═════ Listed entries ═════
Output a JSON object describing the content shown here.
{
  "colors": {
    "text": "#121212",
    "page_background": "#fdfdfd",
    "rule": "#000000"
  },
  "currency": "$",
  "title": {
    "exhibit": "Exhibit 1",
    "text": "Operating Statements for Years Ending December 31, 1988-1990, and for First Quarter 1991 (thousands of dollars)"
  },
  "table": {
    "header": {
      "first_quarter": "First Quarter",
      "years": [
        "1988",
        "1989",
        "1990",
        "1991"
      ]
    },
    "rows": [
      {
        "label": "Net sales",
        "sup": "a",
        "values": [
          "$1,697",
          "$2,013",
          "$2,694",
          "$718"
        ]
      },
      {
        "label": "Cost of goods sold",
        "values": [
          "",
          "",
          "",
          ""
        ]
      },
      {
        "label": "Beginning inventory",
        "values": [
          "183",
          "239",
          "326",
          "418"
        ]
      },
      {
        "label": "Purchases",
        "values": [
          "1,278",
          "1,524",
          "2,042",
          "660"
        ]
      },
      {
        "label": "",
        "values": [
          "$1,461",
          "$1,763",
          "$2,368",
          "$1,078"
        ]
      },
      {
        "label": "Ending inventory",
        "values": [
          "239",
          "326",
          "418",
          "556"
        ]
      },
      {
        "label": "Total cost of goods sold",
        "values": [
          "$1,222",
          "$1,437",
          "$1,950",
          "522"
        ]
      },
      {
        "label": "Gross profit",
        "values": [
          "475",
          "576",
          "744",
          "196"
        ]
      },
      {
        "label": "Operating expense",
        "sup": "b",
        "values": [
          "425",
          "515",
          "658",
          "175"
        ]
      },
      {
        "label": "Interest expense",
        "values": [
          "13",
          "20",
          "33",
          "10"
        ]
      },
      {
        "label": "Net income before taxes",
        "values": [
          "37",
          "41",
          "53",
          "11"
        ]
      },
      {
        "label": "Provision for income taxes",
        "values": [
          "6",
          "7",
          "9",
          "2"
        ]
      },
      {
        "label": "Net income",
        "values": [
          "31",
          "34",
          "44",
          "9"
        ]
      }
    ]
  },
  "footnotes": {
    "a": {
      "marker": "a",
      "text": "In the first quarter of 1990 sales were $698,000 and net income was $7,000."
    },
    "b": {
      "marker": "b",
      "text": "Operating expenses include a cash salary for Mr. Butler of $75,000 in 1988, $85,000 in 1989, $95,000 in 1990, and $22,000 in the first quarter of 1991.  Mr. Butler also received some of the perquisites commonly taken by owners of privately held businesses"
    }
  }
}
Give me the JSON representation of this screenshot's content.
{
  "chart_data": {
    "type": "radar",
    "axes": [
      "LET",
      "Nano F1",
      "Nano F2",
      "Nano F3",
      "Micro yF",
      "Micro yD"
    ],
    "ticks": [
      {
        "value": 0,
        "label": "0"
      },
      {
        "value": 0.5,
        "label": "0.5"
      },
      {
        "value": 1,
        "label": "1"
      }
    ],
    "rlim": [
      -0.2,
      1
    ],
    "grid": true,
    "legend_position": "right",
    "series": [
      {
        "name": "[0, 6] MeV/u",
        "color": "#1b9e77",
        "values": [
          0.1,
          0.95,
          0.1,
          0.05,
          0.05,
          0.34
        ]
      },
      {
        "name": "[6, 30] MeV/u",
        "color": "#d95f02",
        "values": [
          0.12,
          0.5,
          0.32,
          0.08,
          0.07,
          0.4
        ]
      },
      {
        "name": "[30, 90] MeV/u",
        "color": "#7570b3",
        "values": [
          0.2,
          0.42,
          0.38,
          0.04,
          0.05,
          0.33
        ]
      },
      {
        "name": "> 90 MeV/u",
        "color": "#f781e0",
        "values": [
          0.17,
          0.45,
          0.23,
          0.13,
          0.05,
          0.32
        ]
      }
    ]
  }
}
═════
-- Problem requirements --
Each line that contains the word "content" counts toward the total; give only that total.

-- Exercise solution --
2